═══ TASK INPUT

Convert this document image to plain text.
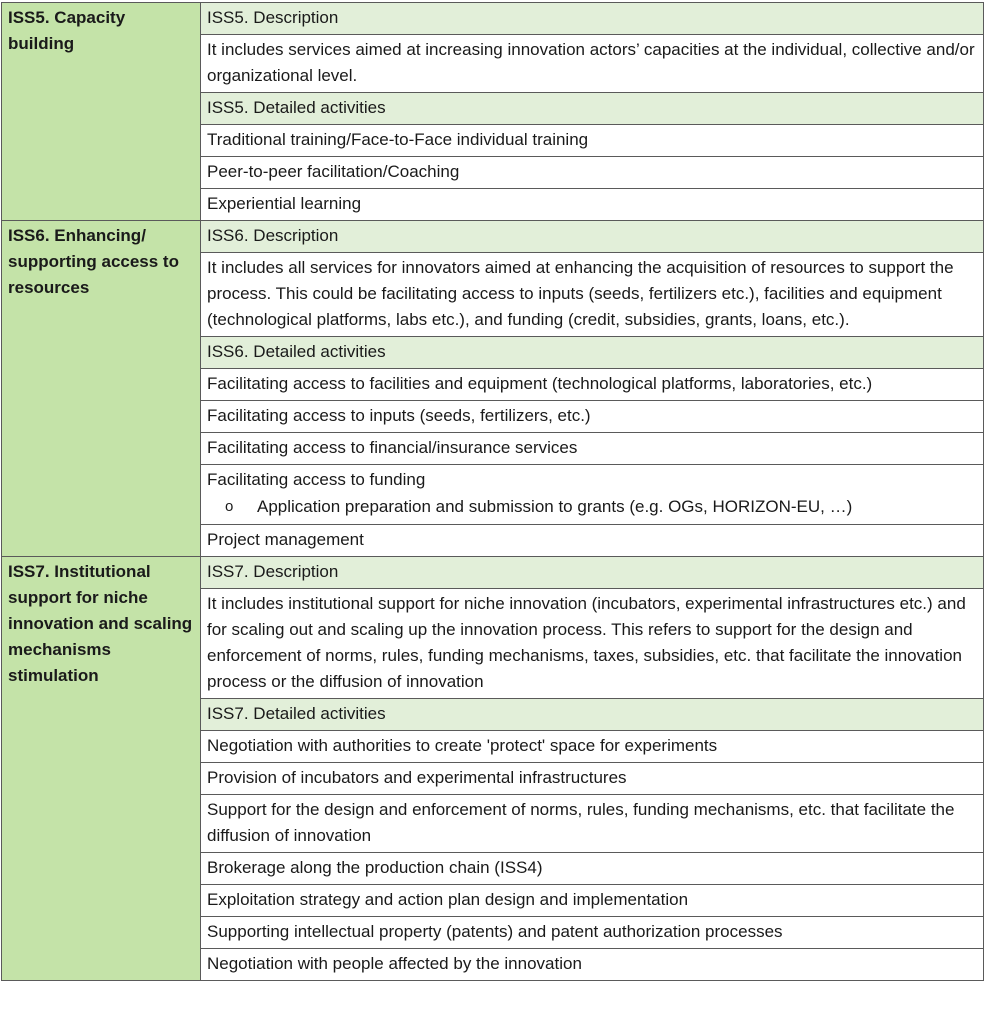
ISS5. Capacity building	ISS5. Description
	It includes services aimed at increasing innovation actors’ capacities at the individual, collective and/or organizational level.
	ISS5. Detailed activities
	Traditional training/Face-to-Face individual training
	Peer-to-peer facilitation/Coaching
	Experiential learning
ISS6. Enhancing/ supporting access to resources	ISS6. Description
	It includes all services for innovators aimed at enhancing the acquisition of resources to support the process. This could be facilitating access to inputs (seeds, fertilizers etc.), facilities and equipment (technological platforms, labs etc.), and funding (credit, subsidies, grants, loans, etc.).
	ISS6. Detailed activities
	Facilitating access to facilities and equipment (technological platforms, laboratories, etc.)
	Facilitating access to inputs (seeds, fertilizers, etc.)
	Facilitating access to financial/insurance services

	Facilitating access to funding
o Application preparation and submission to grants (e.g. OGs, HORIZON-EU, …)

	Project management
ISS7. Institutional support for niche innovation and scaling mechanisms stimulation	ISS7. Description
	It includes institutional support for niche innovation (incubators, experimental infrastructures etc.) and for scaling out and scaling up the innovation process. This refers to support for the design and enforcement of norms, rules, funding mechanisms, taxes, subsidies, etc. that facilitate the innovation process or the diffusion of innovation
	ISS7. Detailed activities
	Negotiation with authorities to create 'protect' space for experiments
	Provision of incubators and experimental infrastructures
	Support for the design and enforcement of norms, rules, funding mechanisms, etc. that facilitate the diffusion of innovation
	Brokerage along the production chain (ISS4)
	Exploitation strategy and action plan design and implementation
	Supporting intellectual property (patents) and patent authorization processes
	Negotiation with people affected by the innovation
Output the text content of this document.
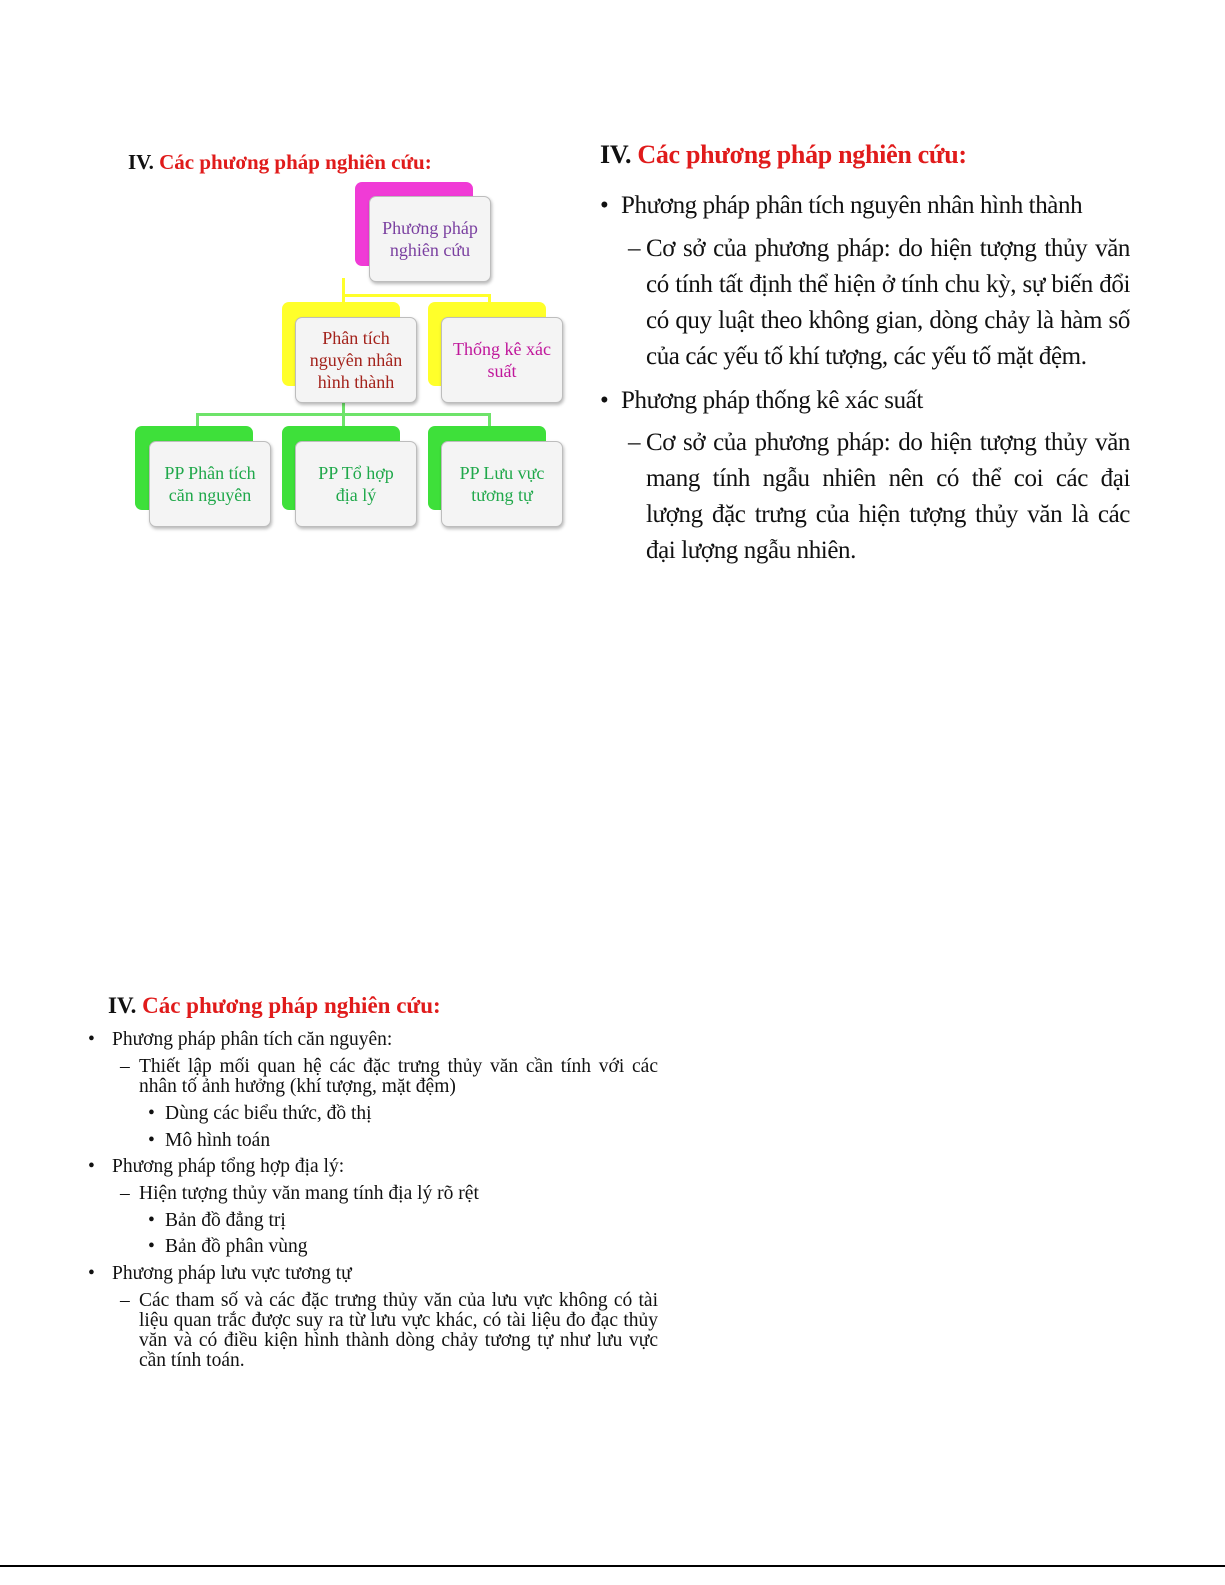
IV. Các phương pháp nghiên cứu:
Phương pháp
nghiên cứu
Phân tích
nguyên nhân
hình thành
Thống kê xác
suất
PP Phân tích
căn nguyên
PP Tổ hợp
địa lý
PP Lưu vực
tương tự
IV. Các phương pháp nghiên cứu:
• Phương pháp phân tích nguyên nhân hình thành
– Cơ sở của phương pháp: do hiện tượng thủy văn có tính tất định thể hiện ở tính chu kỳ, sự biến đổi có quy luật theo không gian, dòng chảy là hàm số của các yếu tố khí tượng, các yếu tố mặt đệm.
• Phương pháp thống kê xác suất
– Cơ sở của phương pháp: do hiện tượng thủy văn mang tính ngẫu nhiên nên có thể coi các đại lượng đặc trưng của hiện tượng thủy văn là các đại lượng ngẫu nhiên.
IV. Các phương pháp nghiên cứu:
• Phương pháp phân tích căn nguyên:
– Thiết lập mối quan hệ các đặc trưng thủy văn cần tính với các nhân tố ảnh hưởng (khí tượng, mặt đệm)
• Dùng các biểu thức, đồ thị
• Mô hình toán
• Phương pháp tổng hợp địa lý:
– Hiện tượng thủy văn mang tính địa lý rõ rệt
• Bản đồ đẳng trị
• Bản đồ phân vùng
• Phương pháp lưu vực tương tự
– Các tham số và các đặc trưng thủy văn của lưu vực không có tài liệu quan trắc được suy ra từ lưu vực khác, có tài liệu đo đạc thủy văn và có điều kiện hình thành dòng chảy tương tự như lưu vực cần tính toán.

══════

EXERCISE BRIEF: What is the number of lines above that contain the string "rules"? Answer with the number alone.

EXERCISE OUTPUT: 2